» DIRECTION: Search the records below for the word "ylabel" and show every line where it occurs.

━━━ MATERIAL ━━━

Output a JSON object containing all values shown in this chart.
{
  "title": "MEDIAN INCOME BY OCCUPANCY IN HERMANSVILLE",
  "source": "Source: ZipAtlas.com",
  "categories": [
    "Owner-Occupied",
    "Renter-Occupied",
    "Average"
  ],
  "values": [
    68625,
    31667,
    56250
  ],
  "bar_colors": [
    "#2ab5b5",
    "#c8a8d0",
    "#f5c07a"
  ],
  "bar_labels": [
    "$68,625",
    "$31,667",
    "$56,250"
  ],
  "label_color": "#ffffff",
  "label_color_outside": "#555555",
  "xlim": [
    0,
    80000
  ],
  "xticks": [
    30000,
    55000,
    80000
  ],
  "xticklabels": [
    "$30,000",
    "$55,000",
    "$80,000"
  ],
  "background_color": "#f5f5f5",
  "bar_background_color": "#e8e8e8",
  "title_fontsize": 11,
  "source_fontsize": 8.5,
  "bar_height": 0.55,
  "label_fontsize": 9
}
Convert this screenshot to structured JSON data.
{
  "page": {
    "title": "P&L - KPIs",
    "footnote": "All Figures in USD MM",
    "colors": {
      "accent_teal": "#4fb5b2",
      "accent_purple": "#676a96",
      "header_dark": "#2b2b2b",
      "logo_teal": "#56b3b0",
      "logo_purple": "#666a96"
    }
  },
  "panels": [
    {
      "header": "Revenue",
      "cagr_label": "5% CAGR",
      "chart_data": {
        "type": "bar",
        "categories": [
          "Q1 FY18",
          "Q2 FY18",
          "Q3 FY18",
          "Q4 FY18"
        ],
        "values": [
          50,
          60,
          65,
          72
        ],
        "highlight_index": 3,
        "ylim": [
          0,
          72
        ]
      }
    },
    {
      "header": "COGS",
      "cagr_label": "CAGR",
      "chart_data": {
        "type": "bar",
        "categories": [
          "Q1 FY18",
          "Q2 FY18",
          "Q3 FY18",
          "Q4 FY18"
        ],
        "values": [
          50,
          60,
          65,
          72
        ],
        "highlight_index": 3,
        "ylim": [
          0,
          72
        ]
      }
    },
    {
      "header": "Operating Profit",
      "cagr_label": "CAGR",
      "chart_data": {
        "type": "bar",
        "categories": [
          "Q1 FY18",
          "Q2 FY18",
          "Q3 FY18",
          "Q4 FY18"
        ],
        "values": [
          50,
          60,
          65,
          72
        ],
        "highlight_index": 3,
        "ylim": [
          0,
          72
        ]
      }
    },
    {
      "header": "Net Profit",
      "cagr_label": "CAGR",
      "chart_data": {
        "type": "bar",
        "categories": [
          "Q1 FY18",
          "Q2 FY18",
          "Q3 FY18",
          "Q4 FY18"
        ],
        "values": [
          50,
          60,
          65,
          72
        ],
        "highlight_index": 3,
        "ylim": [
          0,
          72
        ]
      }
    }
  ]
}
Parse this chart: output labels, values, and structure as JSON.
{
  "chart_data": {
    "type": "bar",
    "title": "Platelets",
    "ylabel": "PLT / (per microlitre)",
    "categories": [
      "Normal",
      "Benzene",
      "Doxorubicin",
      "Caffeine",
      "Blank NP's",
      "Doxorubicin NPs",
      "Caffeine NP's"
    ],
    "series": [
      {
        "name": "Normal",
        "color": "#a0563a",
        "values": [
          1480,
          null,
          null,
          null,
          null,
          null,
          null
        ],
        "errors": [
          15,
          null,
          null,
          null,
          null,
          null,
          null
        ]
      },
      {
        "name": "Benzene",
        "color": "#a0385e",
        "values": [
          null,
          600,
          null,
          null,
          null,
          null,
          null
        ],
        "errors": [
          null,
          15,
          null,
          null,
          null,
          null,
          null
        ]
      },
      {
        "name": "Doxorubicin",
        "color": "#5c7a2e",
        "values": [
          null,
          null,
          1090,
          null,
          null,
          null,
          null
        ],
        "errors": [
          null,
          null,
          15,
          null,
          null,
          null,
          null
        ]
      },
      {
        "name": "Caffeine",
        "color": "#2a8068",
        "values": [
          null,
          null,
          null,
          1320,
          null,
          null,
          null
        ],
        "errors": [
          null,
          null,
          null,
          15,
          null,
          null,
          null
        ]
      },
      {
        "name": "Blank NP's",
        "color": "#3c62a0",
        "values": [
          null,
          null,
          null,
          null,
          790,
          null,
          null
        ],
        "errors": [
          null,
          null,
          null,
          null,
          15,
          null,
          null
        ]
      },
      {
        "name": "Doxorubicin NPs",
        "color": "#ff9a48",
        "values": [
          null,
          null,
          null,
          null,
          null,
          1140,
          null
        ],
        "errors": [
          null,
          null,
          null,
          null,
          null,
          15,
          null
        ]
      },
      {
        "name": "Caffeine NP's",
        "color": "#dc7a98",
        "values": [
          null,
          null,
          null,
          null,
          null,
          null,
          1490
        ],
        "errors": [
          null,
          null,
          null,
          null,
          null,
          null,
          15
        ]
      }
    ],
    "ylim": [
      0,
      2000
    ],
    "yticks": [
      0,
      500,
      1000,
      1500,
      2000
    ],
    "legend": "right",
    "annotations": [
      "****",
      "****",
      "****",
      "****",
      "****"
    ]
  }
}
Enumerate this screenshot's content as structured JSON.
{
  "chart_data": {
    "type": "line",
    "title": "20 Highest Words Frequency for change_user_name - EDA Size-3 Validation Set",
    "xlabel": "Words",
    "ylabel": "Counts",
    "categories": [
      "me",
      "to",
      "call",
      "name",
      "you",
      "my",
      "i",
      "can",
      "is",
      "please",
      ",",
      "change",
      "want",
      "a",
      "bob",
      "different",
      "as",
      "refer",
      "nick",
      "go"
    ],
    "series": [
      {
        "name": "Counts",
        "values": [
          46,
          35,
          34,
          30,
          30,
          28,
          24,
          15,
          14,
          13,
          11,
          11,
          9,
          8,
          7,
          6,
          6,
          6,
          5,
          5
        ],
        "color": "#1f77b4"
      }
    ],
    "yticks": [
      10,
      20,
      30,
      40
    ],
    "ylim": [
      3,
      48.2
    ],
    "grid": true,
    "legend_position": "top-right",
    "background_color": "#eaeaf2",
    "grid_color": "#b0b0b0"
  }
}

━━━

» TASK ANSWER:
    "ylabel": "PLT / (per microlitre)",
    "ylabel": "Counts",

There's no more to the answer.